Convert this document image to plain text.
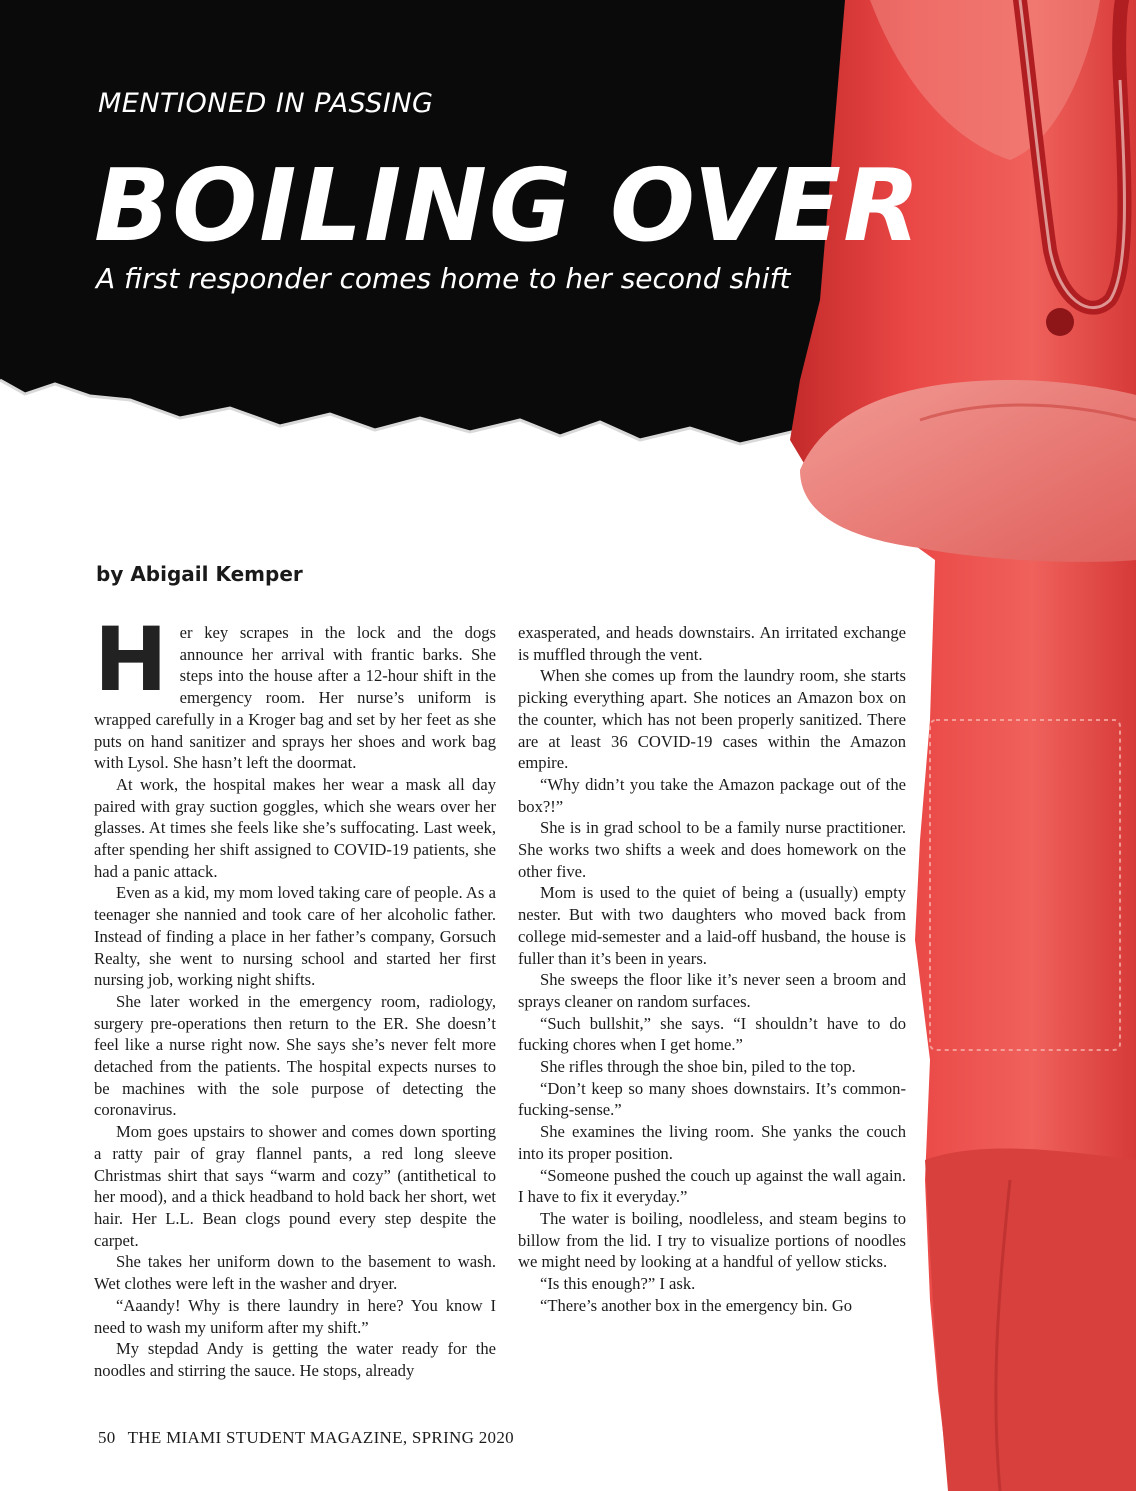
MENTIONED IN PASSING
BOILING OVER
A first responder comes home to her second shift
by Abigail Kemper

Her key scrapes in the lock and the dogs announce her arrival with frantic barks. She steps into the house after a 12-hour shift in the emergency room. Her nurse’s uniform is wrapped carefully in a Kroger bag and set by her feet as she puts on hand sanitizer and sprays her shoes and work bag with Lysol. She hasn’t left the doormat.

At work, the hospital makes her wear a mask all day paired with gray suction goggles, which she wears over her glasses. At times she feels like she’s suffocating. Last week, after spending her shift assigned to COVID-19 patients, she had a panic attack.

Even as a kid, my mom loved taking care of people. As a teenager she nannied and took care of her alcoholic father. Instead of finding a place in her father’s company, Gorsuch Realty, she went to nursing school and started her first nursing job, working night shifts.

She later worked in the emergency room, radiology, surgery pre-operations then return to the ER. She doesn’t feel like a nurse right now. She says she’s never felt more detached from the patients. The hospital expects nurses to be machines with the sole purpose of detecting the coronavirus.

Mom goes upstairs to shower and comes down sporting a ratty pair of gray flannel pants, a red long sleeve Christmas shirt that says “warm and cozy” (antithetical to her mood), and a thick headband to hold back her short, wet hair. Her L.L. Bean clogs pound every step despite the carpet.

She takes her uniform down to the basement to wash. Wet clothes were left in the washer and dryer.

“Aaandy! Why is there laundry in here? You know I need to wash my uniform after my shift.”

My stepdad Andy is getting the water ready for the noodles and stirring the sauce. He stops, already

exasperated, and heads downstairs. An irritated exchange is muffled through the vent.

When she comes up from the laundry room, she starts picking everything apart. She notices an Amazon box on the counter, which has not been properly sanitized. There are at least 36 COVID-19 cases within the Amazon empire.

“Why didn’t you take the Amazon package out of the box?!”

She is in grad school to be a family nurse practitioner. She works two shifts a week and does homework on the other five.

Mom is used to the quiet of being a (usually) empty nester. But with two daughters who moved back from college mid-semester and a laid-off husband, the house is fuller than it’s been in years.

She sweeps the floor like it’s never seen a broom and sprays cleaner on random surfaces.

“Such bullshit,” she says. “I shouldn’t have to do fucking chores when I get home.”

She rifles through the shoe bin, piled to the top.

“Don’t keep so many shoes downstairs. It’s common-fucking-sense.”

She examines the living room. She yanks the couch into its proper position.

“Someone pushed the couch up against the wall again. I have to fix it everyday.”

The water is boiling, noodleless, and steam begins to billow from the lid. I try to visualize portions of noodles we might need by looking at a handful of yellow sticks.

“Is this enough?” I ask.

“There’s another box in the emergency bin. Go

50 THE MIAMI STUDENT MAGAZINE, SPRING 2020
++++++
What is being asked: Pictures aside, repeat every line of the data above exactly.

Answer to this task:
Convert this document image to plain text.
MENTIONED IN PASSING
BOILING OVER
A first responder comes home to her second shift
by Abigail Kemper

Her key scrapes in the lock and the dogs announce her arrival with frantic barks. She steps into the house after a 12-hour shift in the emergency room. Her nurse’s uniform is wrapped carefully in a Kroger bag and set by her feet as she puts on hand sanitizer and sprays her shoes and work bag with Lysol. She hasn’t left the doormat.

At work, the hospital makes her wear a mask all day paired with gray suction goggles, which she wears over her glasses. At times she feels like she’s suffocating. Last week, after spending her shift assigned to COVID-19 patients, she had a panic attack.

Even as a kid, my mom loved taking care of people. As a teenager she nannied and took care of her alcoholic father. Instead of finding a place in her father’s company, Gorsuch Realty, she went to nursing school and started her first nursing job, working night shifts.

She later worked in the emergency room, radiology, surgery pre-operations then return to the ER. She doesn’t feel like a nurse right now. She says she’s never felt more detached from the patients. The hospital expects nurses to be machines with the sole purpose of detecting the coronavirus.

Mom goes upstairs to shower and comes down sporting a ratty pair of gray flannel pants, a red long sleeve Christmas shirt that says “warm and cozy” (antithetical to her mood), and a thick headband to hold back her short, wet hair. Her L.L. Bean clogs pound every step despite the carpet.

She takes her uniform down to the basement to wash. Wet clothes were left in the washer and dryer.

“Aaandy! Why is there laundry in here? You know I need to wash my uniform after my shift.”

My stepdad Andy is getting the water ready for the noodles and stirring the sauce. He stops, already

exasperated, and heads downstairs. An irritated exchange is muffled through the vent.

When she comes up from the laundry room, she starts picking everything apart. She notices an Amazon box on the counter, which has not been properly sanitized. There are at least 36 COVID-19 cases within the Amazon empire.

“Why didn’t you take the Amazon package out of the box?!”

She is in grad school to be a family nurse practitioner. She works two shifts a week and does homework on the other five.

Mom is used to the quiet of being a (usually) empty nester. But with two daughters who moved back from college mid-semester and a laid-off husband, the house is fuller than it’s been in years.

She sweeps the floor like it’s never seen a broom and sprays cleaner on random surfaces.

“Such bullshit,” she says. “I shouldn’t have to do fucking chores when I get home.”

She rifles through the shoe bin, piled to the top.

“Don’t keep so many shoes downstairs. It’s common-fucking-sense.”

She examines the living room. She yanks the couch into its proper position.

“Someone pushed the couch up against the wall again. I have to fix it everyday.”

The water is boiling, noodleless, and steam begins to billow from the lid. I try to visualize portions of noodles we might need by looking at a handful of yellow sticks.

“Is this enough?” I ask.

“There’s another box in the emergency bin. Go

50 THE MIAMI STUDENT MAGAZINE, SPRING 2020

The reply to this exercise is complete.